„Weiterbildung“ bezeichnet gemäß Wikipedia „jeden Bildungsvorgang, der eine vorhandene berufliche Vorbildung vertieft oder erweitert. Sie findet in der Form von organisiertem Lernen statt“. Diese Definition ist sehr geprägt durch den implizit zum Ausdruck gebrachten Anspruch der Formalisierung, Hierarchisierung und Einordnung nicht nur in ein inhaltliches sondern auch ein methodisches Konzept.
Der Begriff und die Erklärung klingen nicht so, als dass es irgendwie interessant wäre, sich in die Mühlen der formalisierten Weiterbildung zu begeben, um sich dann ein Leben lang darin zu bewegen, da ja die Maxime des lebenslangen Lernens dies erfordert. „Lernen“ und „Weiterbildung“ wird in den vielen Schriften der Ministerien und der weiterbildenden Institutionen in den allerseltensten Fällen als Tätigkeit dargestellt, die den eigenen Horizont erweitert, die vorzeitiges Altern im eigenen Kopf verhindert, die letztlich auch dazu führen könnte, dass der eigene Möglichkeitsraum erweitert werden könnte. Stattdessen herrscht die Attitüde vor, dass „man dies einfach machen müsse“.

▶ [Datensätze]

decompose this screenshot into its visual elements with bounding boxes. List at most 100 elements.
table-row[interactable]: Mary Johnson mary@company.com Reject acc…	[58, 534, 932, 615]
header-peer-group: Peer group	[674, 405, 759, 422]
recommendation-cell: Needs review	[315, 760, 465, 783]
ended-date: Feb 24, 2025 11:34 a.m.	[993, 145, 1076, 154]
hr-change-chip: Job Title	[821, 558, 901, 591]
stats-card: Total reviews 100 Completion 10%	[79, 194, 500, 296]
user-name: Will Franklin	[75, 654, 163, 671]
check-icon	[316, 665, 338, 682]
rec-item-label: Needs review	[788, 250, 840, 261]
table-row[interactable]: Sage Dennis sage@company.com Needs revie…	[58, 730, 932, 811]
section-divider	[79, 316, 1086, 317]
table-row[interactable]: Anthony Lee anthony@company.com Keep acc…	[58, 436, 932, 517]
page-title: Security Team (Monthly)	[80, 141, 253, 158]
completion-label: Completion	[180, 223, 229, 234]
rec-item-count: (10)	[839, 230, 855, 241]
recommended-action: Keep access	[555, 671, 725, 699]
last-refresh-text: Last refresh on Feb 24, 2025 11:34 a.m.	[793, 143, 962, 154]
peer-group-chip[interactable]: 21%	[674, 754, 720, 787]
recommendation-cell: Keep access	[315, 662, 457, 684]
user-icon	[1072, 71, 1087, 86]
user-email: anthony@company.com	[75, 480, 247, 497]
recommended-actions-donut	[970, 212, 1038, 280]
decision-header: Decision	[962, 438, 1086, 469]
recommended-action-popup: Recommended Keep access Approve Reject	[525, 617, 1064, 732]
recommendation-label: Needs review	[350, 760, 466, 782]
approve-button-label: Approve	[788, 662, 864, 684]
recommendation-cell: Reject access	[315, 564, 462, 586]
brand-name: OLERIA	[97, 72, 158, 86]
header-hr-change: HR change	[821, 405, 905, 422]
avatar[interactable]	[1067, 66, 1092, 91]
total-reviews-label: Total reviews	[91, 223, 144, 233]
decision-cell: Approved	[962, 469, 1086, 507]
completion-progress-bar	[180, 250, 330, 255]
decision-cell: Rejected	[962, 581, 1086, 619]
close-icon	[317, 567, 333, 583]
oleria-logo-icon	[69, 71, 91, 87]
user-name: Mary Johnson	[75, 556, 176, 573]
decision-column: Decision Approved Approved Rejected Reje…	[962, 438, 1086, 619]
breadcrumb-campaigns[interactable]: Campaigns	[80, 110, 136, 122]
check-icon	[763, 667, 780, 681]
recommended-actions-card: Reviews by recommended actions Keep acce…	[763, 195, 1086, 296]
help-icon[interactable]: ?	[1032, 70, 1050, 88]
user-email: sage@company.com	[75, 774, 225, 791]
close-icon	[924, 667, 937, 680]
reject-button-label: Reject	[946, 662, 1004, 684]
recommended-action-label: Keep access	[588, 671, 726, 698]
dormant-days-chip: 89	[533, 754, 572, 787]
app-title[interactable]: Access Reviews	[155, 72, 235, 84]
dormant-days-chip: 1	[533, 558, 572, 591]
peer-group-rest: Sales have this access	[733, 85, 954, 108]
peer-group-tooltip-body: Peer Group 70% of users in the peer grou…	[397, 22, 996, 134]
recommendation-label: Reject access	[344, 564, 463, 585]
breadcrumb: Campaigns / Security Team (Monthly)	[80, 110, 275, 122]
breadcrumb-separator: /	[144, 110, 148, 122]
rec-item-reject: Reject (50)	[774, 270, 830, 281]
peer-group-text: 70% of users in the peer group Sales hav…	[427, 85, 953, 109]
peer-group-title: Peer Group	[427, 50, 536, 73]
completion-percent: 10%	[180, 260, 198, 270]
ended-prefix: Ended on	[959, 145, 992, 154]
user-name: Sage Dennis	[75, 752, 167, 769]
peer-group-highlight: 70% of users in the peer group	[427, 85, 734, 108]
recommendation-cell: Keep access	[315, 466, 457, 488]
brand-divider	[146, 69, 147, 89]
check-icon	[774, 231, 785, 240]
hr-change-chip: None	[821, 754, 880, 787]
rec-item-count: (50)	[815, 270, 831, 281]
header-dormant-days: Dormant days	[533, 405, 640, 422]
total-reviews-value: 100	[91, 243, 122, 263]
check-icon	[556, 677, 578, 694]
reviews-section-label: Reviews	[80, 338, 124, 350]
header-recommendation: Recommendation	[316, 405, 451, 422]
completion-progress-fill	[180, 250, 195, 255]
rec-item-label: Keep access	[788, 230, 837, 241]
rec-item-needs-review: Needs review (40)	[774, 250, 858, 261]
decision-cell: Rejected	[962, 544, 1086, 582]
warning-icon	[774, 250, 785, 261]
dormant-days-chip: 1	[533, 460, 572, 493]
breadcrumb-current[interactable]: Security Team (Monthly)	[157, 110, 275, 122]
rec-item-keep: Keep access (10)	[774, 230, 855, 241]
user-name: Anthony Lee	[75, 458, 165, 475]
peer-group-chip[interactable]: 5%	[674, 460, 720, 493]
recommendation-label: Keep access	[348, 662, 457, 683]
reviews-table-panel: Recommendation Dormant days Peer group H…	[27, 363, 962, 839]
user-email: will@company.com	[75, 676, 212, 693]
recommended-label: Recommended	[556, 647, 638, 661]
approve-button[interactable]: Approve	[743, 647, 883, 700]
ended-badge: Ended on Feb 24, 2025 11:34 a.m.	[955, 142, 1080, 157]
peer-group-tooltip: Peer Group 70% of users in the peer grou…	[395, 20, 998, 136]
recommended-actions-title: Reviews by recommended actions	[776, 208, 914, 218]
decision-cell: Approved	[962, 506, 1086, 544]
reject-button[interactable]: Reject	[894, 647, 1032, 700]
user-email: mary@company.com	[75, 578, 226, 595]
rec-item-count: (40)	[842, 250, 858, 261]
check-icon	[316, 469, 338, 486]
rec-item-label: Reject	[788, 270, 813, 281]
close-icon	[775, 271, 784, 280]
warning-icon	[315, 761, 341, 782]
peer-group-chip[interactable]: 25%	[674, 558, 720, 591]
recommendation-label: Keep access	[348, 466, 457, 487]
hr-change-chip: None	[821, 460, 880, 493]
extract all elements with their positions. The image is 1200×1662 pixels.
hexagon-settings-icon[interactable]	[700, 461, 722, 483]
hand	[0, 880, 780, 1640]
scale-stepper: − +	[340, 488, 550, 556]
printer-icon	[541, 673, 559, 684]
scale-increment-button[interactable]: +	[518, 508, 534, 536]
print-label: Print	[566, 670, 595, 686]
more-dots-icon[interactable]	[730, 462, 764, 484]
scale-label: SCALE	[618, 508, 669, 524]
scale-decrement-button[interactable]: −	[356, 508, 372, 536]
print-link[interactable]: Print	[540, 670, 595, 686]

▶ [Aufgabe 1] Welche Haltung herrscht laut dem Text über Weiterbildung in den Schriften der Ministerien und der weiterbildenden Institutionen vor?
▶ [Aufgabe 2] Schreib den Text über Weiterbildung nach seinem letzten Satz weiter.

▶ [Ergebnis 1] Die Haltung, dass „man dies einfach machen müsse“.

▶ [Ergebnis 2]
Ich erlaube mir bei dieser Betrachtung explizit die externe Sicht des gelernten Volkswirtes, der nicht in der Sphäre der Weiterbildner sozialisiert worden ist. Man möge mir daher schon mal vorab manch kritische Anmerkungen verzeihen; Fragen müssen aber eben auch gestellt werden dürfe. Meine vielleicht (?) provokante Frage lautet: Muss (Weiter-) Bildung nicht den Institutionen, den Autoritäten des Bildungssystems und den vielen Coaches „entrissen“ werden und in die Hände der Nutzer übergeben werden? Ist „Lernen“ nicht vielmehr eine eigenverantwortliche Tätigkeit, die nichts mit dem formalisierten und pädagogischen Rahmen zu tun hat (zu tun haben muss), in dem sie die letzten Jahrzehnte (fest) gehalten wurde? Ich bin mir im Klaren darüber, dass es nicht ein klares entweder-oder geben kann. Die Fähigkeit zur Eigenverantwortung ist sicherlich in der Bevölkerung in verschiedenen Fragen nicht immer gleich verteilt. Jeder Mensch hat seine Kompetenz in bestimmten Bereichen. Dies kann aber im Umkehrschluss nun nicht dazu führen, dass gemeint wird, generell alle Personen an die Hand der Bildungsinstitutionen nehmen zu müssen.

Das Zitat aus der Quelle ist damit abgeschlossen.